**WHAT THE EXERCISE ASKS:** Reproduce the records. Keep every word exact and include no images.

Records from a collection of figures

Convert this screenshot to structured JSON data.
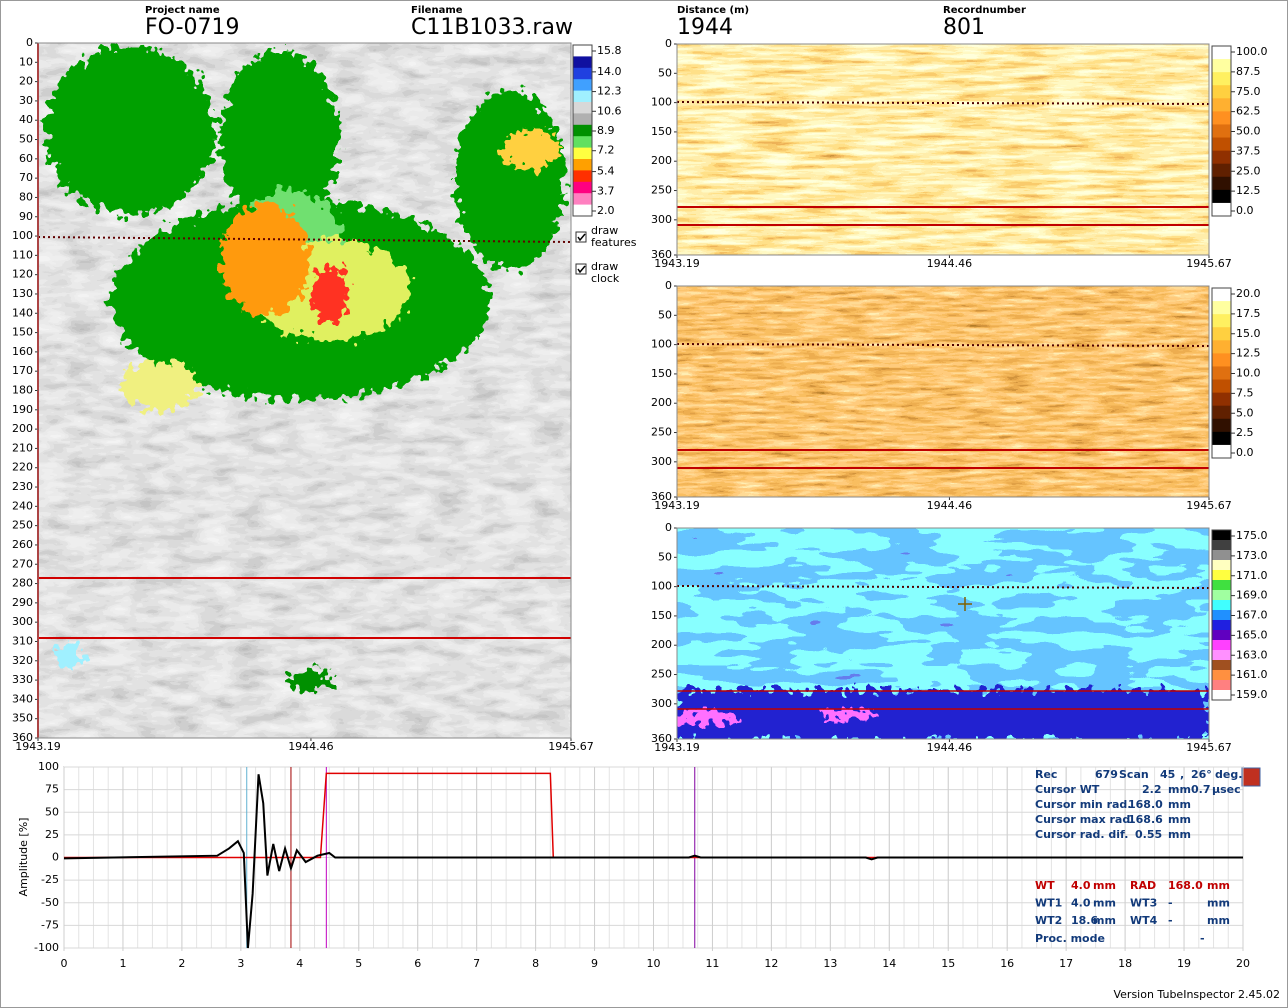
{
  "header": {
    "project_name_label": "Project name",
    "project_name": "FO-0719",
    "filename_label": "Filename",
    "filename": "C11B1033.raw",
    "distance_label": "Distance (m)",
    "distance": "1944",
    "record_label": "Recordnumber",
    "record": "801"
  },
  "main_map": {
    "ylim": [
      0,
      360
    ],
    "yticks": [
      0,
      10,
      20,
      30,
      40,
      50,
      60,
      70,
      80,
      90,
      100,
      110,
      120,
      130,
      140,
      150,
      160,
      170,
      180,
      190,
      200,
      210,
      220,
      230,
      240,
      250,
      260,
      270,
      280,
      290,
      300,
      310,
      320,
      330,
      340,
      350,
      360
    ],
    "xlim": [
      1943.19,
      1945.67
    ],
    "xticks": [
      1943.19,
      1944.46,
      1945.67
    ],
    "colorbar": {
      "ticks": [
        15.8,
        {
          "value": 14,
          "label": "14.0"
        },
        12.3,
        10.6,
        8.9,
        7.2,
        5.4,
        3.7,
        {
          "value": 2,
          "label": "2.0"
        }
      ],
      "colors": [
        "#ffffff",
        "#1010a0",
        "#2040e0",
        "#40a0ff",
        "#a0f0ff",
        "#d8d8d8",
        "#b0b0b0",
        "#009000",
        "#60e060",
        "#ffff40",
        "#ffa000",
        "#ff3000",
        "#ff0080",
        "#ff80c0",
        "#ffffff"
      ]
    }
  },
  "checkboxes": [
    {
      "lines": [
        "draw",
        "features"
      ]
    },
    {
      "lines": [
        "draw",
        "clock"
      ]
    }
  ],
  "maps": [
    {
      "ylim": [
        0,
        360
      ],
      "yticks": [
        0,
        50,
        100,
        150,
        200,
        250,
        300,
        360
      ],
      "xlim": [
        1943.19,
        1945.67
      ],
      "xticks": [
        1943.19,
        1944.46,
        1945.67
      ],
      "colorbar": {
        "ticks": [
          {
            "value": 100,
            "label": "100.0"
          },
          87.5,
          {
            "value": 75,
            "label": "75.0"
          },
          62.5,
          {
            "value": 50,
            "label": "50.0"
          },
          37.5,
          {
            "value": 25,
            "label": "25.0"
          },
          12.5,
          {
            "value": 0,
            "label": "0.0"
          }
        ],
        "colors": [
          "#ffffff",
          "#ffffa0",
          "#fff060",
          "#ffd040",
          "#ffb030",
          "#ff9020",
          "#e07010",
          "#c05000",
          "#903000",
          "#602000",
          "#301000",
          "#000000",
          "#ffffff"
        ]
      }
    },
    {
      "ylim": [
        0,
        360
      ],
      "yticks": [
        0,
        50,
        100,
        150,
        200,
        250,
        300,
        360
      ],
      "xlim": [
        1943.19,
        1945.67
      ],
      "xticks": [
        1943.19,
        1944.46,
        1945.67
      ],
      "colorbar": {
        "ticks": [
          {
            "value": 20,
            "label": "20.0"
          },
          17.5,
          {
            "value": 15,
            "label": "15.0"
          },
          12.5,
          {
            "value": 10,
            "label": "10.0"
          },
          7.5,
          {
            "value": 5,
            "label": "5.0"
          },
          2.5,
          {
            "value": 0,
            "label": "0.0"
          }
        ],
        "colors": [
          "#ffffff",
          "#ffffa0",
          "#fff060",
          "#ffd040",
          "#ffb030",
          "#ff9020",
          "#e07010",
          "#c05000",
          "#903000",
          "#602000",
          "#301000",
          "#000000",
          "#ffffff"
        ]
      }
    },
    {
      "ylim": [
        0,
        360
      ],
      "yticks": [
        0,
        50,
        100,
        150,
        200,
        250,
        300,
        360
      ],
      "xlim": [
        1943.19,
        1945.67
      ],
      "xticks": [
        1943.19,
        1944.46,
        1945.67
      ],
      "colorbar": {
        "ticks": [
          {
            "value": 175,
            "label": "175.0"
          },
          {
            "value": 173,
            "label": "173.0"
          },
          {
            "value": 171,
            "label": "171.0"
          },
          {
            "value": 169,
            "label": "169.0"
          },
          {
            "value": 167,
            "label": "167.0"
          },
          {
            "value": 165,
            "label": "165.0"
          },
          {
            "value": 163,
            "label": "163.0"
          },
          {
            "value": 161,
            "label": "161.0"
          },
          {
            "value": 159,
            "label": "159.0"
          }
        ],
        "colors": [
          "#000000",
          "#404040",
          "#909090",
          "#ffffc0",
          "#ffff40",
          "#40e040",
          "#a0ffa0",
          "#40ffff",
          "#2090ff",
          "#2020e0",
          "#6000c0",
          "#ff40ff",
          "#ff90ff",
          "#a05020",
          "#ff9040",
          "#ff8080",
          "#ffffff"
        ]
      }
    }
  ],
  "waveform": {
    "ylabel": "Amplitude [%]",
    "ylim": [
      -100,
      100
    ],
    "yticks": [
      100,
      75,
      50,
      25,
      0,
      -25,
      -50,
      -75,
      -100
    ],
    "xlim": [
      0,
      20
    ],
    "xticks": [
      0,
      1,
      2,
      3,
      4,
      5,
      6,
      7,
      8,
      9,
      10,
      11,
      12,
      13,
      14,
      15,
      16,
      17,
      18,
      19,
      20
    ],
    "signal": {
      "color": "#000000",
      "x": [
        0,
        2.6,
        2.8,
        2.95,
        3.05,
        3.12,
        3.2,
        3.3,
        3.38,
        3.45,
        3.55,
        3.65,
        3.75,
        3.85,
        3.95,
        4.1,
        4.3,
        4.5,
        4.6,
        10.6,
        10.7,
        10.8,
        13.6,
        13.7,
        13.8,
        20
      ],
      "values": [
        -1,
        2,
        10,
        18,
        5,
        -100,
        -40,
        92,
        60,
        -20,
        15,
        -15,
        10,
        -12,
        8,
        -5,
        2,
        5,
        0,
        0,
        2,
        0,
        0,
        -2,
        0,
        0
      ]
    },
    "gate": {
      "color": "#e00000",
      "x": [
        0,
        4.35,
        4.45,
        8.25,
        8.3,
        20
      ],
      "values": [
        0,
        0,
        93,
        93,
        0,
        0
      ]
    },
    "markers": [
      {
        "x": 3.1,
        "color": "#60b0d0"
      },
      {
        "x": 3.85,
        "color": "#a00000"
      },
      {
        "x": 4.45,
        "color": "#c000c0"
      },
      {
        "x": 10.7,
        "color": "#8000a0"
      }
    ]
  },
  "info": {
    "rows": [
      [
        "Rec",
        "679",
        "Scan",
        "45",
        ",",
        "26°",
        "deg."
      ],
      [
        "Cursor WT",
        "2.2",
        "mm",
        "0.7",
        "µsec"
      ],
      [
        "Cursor min rad.",
        "168.0",
        "mm"
      ],
      [
        "Cursor max rad.",
        "168.6",
        "mm"
      ],
      [
        "Cursor rad. dif.",
        "0.55",
        "mm"
      ]
    ],
    "gate_rows": [
      [
        "WT",
        "4.0",
        "mm",
        "RAD",
        "168.0",
        "mm"
      ],
      [
        "WT1",
        "4.0",
        "mm",
        "WT3",
        "-",
        "mm"
      ],
      [
        "WT2",
        "18.6",
        "mm",
        "WT4",
        "-",
        "mm"
      ]
    ],
    "proc_mode": [
      "Proc. mode",
      "-"
    ]
  },
  "footer": "Version TubeInspector 2.45.02"
}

**ANSWER TO THE TASK:**
Convert this screenshot to structured JSON data.
{
  "header": {
    "project_name_label": "Project name",
    "project_name": "FO-0719",
    "filename_label": "Filename",
    "filename": "C11B1033.raw",
    "distance_label": "Distance (m)",
    "distance": "1944",
    "record_label": "Recordnumber",
    "record": "801"
  },
  "main_map": {
    "ylim": [
      0,
      360
    ],
    "yticks": [
      0,
      10,
      20,
      30,
      40,
      50,
      60,
      70,
      80,
      90,
      100,
      110,
      120,
      130,
      140,
      150,
      160,
      170,
      180,
      190,
      200,
      210,
      220,
      230,
      240,
      250,
      260,
      270,
      280,
      290,
      300,
      310,
      320,
      330,
      340,
      350,
      360
    ],
    "xlim": [
      1943.19,
      1945.67
    ],
    "xticks": [
      1943.19,
      1944.46,
      1945.67
    ],
    "colorbar": {
      "ticks": [
        15.8,
        {
          "value": 14,
          "label": "14.0"
        },
        12.3,
        10.6,
        8.9,
        7.2,
        5.4,
        3.7,
        {
          "value": 2,
          "label": "2.0"
        }
      ],
      "colors": [
        "#ffffff",
        "#1010a0",
        "#2040e0",
        "#40a0ff",
        "#a0f0ff",
        "#d8d8d8",
        "#b0b0b0",
        "#009000",
        "#60e060",
        "#ffff40",
        "#ffa000",
        "#ff3000",
        "#ff0080",
        "#ff80c0",
        "#ffffff"
      ]
    }
  },
  "checkboxes": [
    {
      "lines": [
        "draw",
        "features"
      ]
    },
    {
      "lines": [
        "draw",
        "clock"
      ]
    }
  ],
  "maps": [
    {
      "ylim": [
        0,
        360
      ],
      "yticks": [
        0,
        50,
        100,
        150,
        200,
        250,
        300,
        360
      ],
      "xlim": [
        1943.19,
        1945.67
      ],
      "xticks": [
        1943.19,
        1944.46,
        1945.67
      ],
      "colorbar": {
        "ticks": [
          {
            "value": 100,
            "label": "100.0"
          },
          87.5,
          {
            "value": 75,
            "label": "75.0"
          },
          62.5,
          {
            "value": 50,
            "label": "50.0"
          },
          37.5,
          {
            "value": 25,
            "label": "25.0"
          },
          12.5,
          {
            "value": 0,
            "label": "0.0"
          }
        ],
        "colors": [
          "#ffffff",
          "#ffffa0",
          "#fff060",
          "#ffd040",
          "#ffb030",
          "#ff9020",
          "#e07010",
          "#c05000",
          "#903000",
          "#602000",
          "#301000",
          "#000000",
          "#ffffff"
        ]
      }
    },
    {
      "ylim": [
        0,
        360
      ],
      "yticks": [
        0,
        50,
        100,
        150,
        200,
        250,
        300,
        360
      ],
      "xlim": [
        1943.19,
        1945.67
      ],
      "xticks": [
        1943.19,
        1944.46,
        1945.67
      ],
      "colorbar": {
        "ticks": [
          {
            "value": 20,
            "label": "20.0"
          },
          17.5,
          {
            "value": 15,
            "label": "15.0"
          },
          12.5,
          {
            "value": 10,
            "label": "10.0"
          },
          7.5,
          {
            "value": 5,
            "label": "5.0"
          },
          2.5,
          {
            "value": 0,
            "label": "0.0"
          }
        ],
        "colors": [
          "#ffffff",
          "#ffffa0",
          "#fff060",
          "#ffd040",
          "#ffb030",
          "#ff9020",
          "#e07010",
          "#c05000",
          "#903000",
          "#602000",
          "#301000",
          "#000000",
          "#ffffff"
        ]
      }
    },
    {
      "ylim": [
        0,
        360
      ],
      "yticks": [
        0,
        50,
        100,
        150,
        200,
        250,
        300,
        360
      ],
      "xlim": [
        1943.19,
        1945.67
      ],
      "xticks": [
        1943.19,
        1944.46,
        1945.67
      ],
      "colorbar": {
        "ticks": [
          {
            "value": 175,
            "label": "175.0"
          },
          {
            "value": 173,
            "label": "173.0"
          },
          {
            "value": 171,
            "label": "171.0"
          },
          {
            "value": 169,
            "label": "169.0"
          },
          {
            "value": 167,
            "label": "167.0"
          },
          {
            "value": 165,
            "label": "165.0"
          },
          {
            "value": 163,
            "label": "163.0"
          },
          {
            "value": 161,
            "label": "161.0"
          },
          {
            "value": 159,
            "label": "159.0"
          }
        ],
        "colors": [
          "#000000",
          "#404040",
          "#909090",
          "#ffffc0",
          "#ffff40",
          "#40e040",
          "#a0ffa0",
          "#40ffff",
          "#2090ff",
          "#2020e0",
          "#6000c0",
          "#ff40ff",
          "#ff90ff",
          "#a05020",
          "#ff9040",
          "#ff8080",
          "#ffffff"
        ]
      }
    }
  ],
  "waveform": {
    "ylabel": "Amplitude [%]",
    "ylim": [
      -100,
      100
    ],
    "yticks": [
      100,
      75,
      50,
      25,
      0,
      -25,
      -50,
      -75,
      -100
    ],
    "xlim": [
      0,
      20
    ],
    "xticks": [
      0,
      1,
      2,
      3,
      4,
      5,
      6,
      7,
      8,
      9,
      10,
      11,
      12,
      13,
      14,
      15,
      16,
      17,
      18,
      19,
      20
    ],
    "signal": {
      "color": "#000000",
      "x": [
        0,
        2.6,
        2.8,
        2.95,
        3.05,
        3.12,
        3.2,
        3.3,
        3.38,
        3.45,
        3.55,
        3.65,
        3.75,
        3.85,
        3.95,
        4.1,
        4.3,
        4.5,
        4.6,
        10.6,
        10.7,
        10.8,
        13.6,
        13.7,
        13.8,
        20
      ],
      "values": [
        -1,
        2,
        10,
        18,
        5,
        -100,
        -40,
        92,
        60,
        -20,
        15,
        -15,
        10,
        -12,
        8,
        -5,
        2,
        5,
        0,
        0,
        2,
        0,
        0,
        -2,
        0,
        0
      ]
    },
    "gate": {
      "color": "#e00000",
      "x": [
        0,
        4.35,
        4.45,
        8.25,
        8.3,
        20
      ],
      "values": [
        0,
        0,
        93,
        93,
        0,
        0
      ]
    },
    "markers": [
      {
        "x": 3.1,
        "color": "#60b0d0"
      },
      {
        "x": 3.85,
        "color": "#a00000"
      },
      {
        "x": 4.45,
        "color": "#c000c0"
      },
      {
        "x": 10.7,
        "color": "#8000a0"
      }
    ]
  },
  "info": {
    "rows": [
      [
        "Rec",
        "679",
        "Scan",
        "45",
        ",",
        "26°",
        "deg."
      ],
      [
        "Cursor WT",
        "2.2",
        "mm",
        "0.7",
        "µsec"
      ],
      [
        "Cursor min rad.",
        "168.0",
        "mm"
      ],
      [
        "Cursor max rad.",
        "168.6",
        "mm"
      ],
      [
        "Cursor rad. dif.",
        "0.55",
        "mm"
      ]
    ],
    "gate_rows": [
      [
        "WT",
        "4.0",
        "mm",
        "RAD",
        "168.0",
        "mm"
      ],
      [
        "WT1",
        "4.0",
        "mm",
        "WT3",
        "-",
        "mm"
      ],
      [
        "WT2",
        "18.6",
        "mm",
        "WT4",
        "-",
        "mm"
      ]
    ],
    "proc_mode": [
      "Proc. mode",
      "-"
    ]
  },
  "footer": "Version TubeInspector 2.45.02"
}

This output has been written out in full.